One interesting issue is the concept of "standard of practice." After it becomes clear that a new "standard of practice" is available to minimize problems, legal considerations tend to favor manufacturers that adhere to the new standards.

PREVENTING ADVERSE EFFECTS

Most drugs deteriorate gradually as they age beyond their expiration conditions. Fortunately, a slight loss in potency usually has only a small effect relative to overall physiological variation. As a result most drug deterioration is harmless and goes completely undetected.

There are exceptions, however. Drugs stored in a liquid form generally deteriorate much more rapidly than drugs stored in a dry form; and poor storage of liquid drugs can significantly compromise effectiveness. Some commonly used drugs such as beta-lactam antibiotics are particularly unstable, deteriorating after only a few hours of higher temperature exposure.

Drugs stored in non-temperature controlled environments such as ambulances also have many stability issues. Ambulatory infusion situations are particularly problematic because the drug is both in an unstable liquid form and subjected to uncontrolled temperatures.

**Aim of the exercise**
Continue the text on drug deterioration, starting after its last sentence about ambulatory infusion. The listing after this point is not needed.

**Dataset entries**
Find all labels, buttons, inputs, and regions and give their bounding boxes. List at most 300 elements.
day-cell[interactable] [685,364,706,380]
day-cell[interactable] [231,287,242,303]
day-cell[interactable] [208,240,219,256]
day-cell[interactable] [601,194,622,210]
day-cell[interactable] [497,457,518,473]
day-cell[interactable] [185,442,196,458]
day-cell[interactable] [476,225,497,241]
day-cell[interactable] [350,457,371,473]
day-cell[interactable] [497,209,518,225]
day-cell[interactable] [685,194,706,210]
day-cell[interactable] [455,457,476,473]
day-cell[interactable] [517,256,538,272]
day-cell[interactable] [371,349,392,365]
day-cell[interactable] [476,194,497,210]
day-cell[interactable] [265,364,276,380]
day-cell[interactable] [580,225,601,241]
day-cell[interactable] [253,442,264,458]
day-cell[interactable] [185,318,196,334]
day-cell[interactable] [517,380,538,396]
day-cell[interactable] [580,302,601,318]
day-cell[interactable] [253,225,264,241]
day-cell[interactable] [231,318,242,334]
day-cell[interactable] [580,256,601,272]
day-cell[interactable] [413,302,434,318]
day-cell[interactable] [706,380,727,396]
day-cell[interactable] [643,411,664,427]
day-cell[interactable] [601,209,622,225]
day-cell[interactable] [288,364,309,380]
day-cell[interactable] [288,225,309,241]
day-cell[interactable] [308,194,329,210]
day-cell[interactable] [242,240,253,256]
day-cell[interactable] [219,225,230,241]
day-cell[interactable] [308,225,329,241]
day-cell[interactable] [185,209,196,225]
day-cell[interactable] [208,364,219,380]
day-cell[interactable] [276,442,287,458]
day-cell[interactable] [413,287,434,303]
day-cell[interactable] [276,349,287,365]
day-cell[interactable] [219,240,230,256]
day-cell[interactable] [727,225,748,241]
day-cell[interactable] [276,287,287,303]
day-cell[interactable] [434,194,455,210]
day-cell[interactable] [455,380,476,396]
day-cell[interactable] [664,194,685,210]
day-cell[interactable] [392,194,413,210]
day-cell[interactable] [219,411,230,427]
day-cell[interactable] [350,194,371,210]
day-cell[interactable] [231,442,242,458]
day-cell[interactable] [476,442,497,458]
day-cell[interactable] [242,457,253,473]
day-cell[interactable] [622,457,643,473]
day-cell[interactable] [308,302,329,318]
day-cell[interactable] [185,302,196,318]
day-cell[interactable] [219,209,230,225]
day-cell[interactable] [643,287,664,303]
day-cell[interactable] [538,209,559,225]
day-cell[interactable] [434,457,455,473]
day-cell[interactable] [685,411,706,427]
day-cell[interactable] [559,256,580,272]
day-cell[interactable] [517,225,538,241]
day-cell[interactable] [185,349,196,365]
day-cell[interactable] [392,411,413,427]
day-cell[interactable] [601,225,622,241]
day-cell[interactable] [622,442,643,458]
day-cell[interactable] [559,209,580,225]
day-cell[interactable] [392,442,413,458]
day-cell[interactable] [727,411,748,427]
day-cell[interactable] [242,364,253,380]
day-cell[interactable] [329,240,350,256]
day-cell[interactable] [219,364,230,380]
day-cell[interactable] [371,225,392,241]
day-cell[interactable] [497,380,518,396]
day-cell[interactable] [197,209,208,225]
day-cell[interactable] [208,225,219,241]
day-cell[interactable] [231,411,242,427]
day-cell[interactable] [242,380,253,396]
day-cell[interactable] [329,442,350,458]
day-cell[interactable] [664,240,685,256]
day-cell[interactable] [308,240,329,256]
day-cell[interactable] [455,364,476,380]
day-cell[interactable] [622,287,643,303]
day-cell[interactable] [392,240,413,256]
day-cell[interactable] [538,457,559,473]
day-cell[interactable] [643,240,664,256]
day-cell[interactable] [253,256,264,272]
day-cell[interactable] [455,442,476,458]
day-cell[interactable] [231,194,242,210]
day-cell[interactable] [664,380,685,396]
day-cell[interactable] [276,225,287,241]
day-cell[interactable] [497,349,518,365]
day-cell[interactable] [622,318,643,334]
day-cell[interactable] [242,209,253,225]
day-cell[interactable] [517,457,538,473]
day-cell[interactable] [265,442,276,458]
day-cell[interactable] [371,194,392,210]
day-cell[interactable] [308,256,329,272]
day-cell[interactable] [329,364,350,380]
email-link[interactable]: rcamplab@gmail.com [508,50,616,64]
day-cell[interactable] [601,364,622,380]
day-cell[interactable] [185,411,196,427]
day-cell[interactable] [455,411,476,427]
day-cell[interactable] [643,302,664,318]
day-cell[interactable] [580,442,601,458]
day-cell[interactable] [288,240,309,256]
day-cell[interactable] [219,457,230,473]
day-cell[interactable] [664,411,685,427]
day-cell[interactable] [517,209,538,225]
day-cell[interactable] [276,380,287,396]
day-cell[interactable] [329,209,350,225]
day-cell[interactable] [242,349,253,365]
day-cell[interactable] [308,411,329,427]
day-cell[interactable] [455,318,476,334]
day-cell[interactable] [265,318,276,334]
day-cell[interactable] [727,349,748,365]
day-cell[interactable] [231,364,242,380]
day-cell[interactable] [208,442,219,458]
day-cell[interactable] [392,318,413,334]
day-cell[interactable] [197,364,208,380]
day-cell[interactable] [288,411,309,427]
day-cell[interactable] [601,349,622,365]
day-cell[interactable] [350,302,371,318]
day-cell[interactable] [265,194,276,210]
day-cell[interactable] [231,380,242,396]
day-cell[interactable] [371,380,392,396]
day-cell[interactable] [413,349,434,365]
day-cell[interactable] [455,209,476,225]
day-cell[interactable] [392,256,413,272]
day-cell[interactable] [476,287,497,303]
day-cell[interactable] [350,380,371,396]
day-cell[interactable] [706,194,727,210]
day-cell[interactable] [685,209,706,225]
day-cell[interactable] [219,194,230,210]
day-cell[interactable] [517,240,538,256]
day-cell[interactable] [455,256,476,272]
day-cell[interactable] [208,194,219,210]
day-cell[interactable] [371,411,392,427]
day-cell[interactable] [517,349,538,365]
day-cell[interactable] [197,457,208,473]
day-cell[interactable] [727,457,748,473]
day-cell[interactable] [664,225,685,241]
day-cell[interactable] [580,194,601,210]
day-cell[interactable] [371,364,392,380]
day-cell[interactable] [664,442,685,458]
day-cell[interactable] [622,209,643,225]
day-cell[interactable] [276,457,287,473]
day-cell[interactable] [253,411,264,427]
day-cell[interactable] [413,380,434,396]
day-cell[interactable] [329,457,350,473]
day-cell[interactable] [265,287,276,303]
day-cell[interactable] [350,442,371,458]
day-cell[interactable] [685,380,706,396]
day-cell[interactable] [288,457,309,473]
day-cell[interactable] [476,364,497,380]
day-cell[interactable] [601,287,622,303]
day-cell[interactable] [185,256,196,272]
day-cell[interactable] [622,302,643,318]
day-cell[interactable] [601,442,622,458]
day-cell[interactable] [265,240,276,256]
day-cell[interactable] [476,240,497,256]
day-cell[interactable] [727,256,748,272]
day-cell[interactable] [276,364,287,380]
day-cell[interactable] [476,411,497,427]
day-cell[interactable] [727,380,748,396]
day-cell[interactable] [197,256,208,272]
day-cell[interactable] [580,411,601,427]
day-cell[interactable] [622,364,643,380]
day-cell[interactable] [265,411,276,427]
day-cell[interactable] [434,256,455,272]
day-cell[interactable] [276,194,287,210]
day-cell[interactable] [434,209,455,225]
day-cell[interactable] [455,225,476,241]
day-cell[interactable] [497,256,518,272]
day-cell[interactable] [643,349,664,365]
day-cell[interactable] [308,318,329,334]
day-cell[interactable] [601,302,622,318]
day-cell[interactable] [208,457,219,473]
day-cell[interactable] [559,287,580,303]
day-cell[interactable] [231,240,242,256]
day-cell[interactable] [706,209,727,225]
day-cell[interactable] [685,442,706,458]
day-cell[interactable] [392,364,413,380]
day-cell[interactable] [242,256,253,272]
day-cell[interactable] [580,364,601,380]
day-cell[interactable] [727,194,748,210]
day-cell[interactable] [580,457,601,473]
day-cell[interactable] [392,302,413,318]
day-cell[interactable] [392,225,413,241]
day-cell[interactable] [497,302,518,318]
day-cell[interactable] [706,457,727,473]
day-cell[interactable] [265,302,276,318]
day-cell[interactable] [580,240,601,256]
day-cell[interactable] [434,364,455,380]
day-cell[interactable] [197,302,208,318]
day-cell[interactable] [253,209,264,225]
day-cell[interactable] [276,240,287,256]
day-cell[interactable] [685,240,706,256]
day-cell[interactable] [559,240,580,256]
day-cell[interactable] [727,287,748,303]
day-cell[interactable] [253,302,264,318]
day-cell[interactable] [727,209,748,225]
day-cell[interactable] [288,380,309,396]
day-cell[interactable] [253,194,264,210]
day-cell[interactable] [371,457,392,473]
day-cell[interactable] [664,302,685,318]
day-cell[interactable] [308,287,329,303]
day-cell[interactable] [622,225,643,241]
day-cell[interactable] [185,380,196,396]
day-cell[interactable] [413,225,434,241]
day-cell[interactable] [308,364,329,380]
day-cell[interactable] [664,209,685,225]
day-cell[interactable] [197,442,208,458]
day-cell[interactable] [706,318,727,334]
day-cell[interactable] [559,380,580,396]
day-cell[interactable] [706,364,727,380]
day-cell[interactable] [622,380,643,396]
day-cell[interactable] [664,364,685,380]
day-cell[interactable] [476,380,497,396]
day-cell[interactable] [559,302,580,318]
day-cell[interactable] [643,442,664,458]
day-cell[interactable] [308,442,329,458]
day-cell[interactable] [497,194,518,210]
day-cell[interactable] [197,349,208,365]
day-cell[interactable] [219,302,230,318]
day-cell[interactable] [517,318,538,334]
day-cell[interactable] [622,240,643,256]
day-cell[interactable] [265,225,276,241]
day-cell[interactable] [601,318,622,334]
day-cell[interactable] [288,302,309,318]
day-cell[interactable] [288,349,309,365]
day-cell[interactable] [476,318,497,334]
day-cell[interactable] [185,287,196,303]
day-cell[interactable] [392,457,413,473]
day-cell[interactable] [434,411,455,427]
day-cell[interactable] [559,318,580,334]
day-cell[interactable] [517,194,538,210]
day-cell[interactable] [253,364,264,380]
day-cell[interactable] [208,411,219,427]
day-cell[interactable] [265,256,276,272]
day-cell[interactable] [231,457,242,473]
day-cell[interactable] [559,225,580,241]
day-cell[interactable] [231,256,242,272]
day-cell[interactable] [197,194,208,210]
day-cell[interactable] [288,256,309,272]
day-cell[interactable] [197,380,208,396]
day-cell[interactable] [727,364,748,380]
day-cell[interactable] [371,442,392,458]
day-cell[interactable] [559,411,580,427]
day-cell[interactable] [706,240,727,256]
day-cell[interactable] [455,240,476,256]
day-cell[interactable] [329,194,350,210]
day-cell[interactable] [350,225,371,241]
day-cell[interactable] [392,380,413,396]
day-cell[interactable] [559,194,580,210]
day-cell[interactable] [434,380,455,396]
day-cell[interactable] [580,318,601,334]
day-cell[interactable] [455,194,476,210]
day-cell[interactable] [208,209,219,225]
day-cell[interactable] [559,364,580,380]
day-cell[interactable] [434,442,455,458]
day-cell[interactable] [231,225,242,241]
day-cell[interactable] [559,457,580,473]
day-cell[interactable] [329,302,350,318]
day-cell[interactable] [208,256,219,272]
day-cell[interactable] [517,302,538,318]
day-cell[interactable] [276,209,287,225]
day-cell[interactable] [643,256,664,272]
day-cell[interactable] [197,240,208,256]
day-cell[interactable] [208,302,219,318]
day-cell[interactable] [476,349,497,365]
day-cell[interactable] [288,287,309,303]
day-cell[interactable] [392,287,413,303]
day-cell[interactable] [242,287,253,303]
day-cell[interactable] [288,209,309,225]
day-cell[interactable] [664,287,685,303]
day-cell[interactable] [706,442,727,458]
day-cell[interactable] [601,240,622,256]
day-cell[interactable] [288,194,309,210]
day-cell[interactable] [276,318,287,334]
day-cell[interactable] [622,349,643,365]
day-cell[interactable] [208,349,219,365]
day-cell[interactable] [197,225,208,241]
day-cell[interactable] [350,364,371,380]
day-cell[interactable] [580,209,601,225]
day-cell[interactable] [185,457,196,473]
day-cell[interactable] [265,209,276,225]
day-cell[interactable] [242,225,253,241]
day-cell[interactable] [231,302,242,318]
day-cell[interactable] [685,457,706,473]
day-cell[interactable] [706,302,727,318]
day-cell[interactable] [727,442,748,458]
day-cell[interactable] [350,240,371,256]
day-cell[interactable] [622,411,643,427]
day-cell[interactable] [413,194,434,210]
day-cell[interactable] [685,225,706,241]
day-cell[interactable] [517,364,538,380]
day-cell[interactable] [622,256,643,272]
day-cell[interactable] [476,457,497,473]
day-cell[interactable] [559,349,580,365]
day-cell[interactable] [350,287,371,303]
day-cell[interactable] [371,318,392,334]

**Answer**
Therapeutic proteins, in particular recombinant analogs of naturally occurring hormones and other body proteins, are another area where improved stability monitoring could prove useful. Degraded proteins tend to aggregate and also can assume other unnatural chemical states. These unnatural states tend to activate the body's immune system, potentially creating an immune response against the therapeutic protein. Such antibodies can act to neutralize the effect of the therapeutic protein, or worse, act to neutralize the effect of the body's own naturally occurring hormones. In these cases the degraded form of the drug can prove to be potentially harmful.8 Fortunately such recombinant protein therapeutics tend to be high-value drugs and can easily support the relatively minor additional costs of brilliant-tag packaging.

Brilliant tag technology can help insure availability of safe drugs in emergency situations, help promote ambulatory infusion, and potentially help minimize adverse drug reactions to certain classes of therapeutic proteins.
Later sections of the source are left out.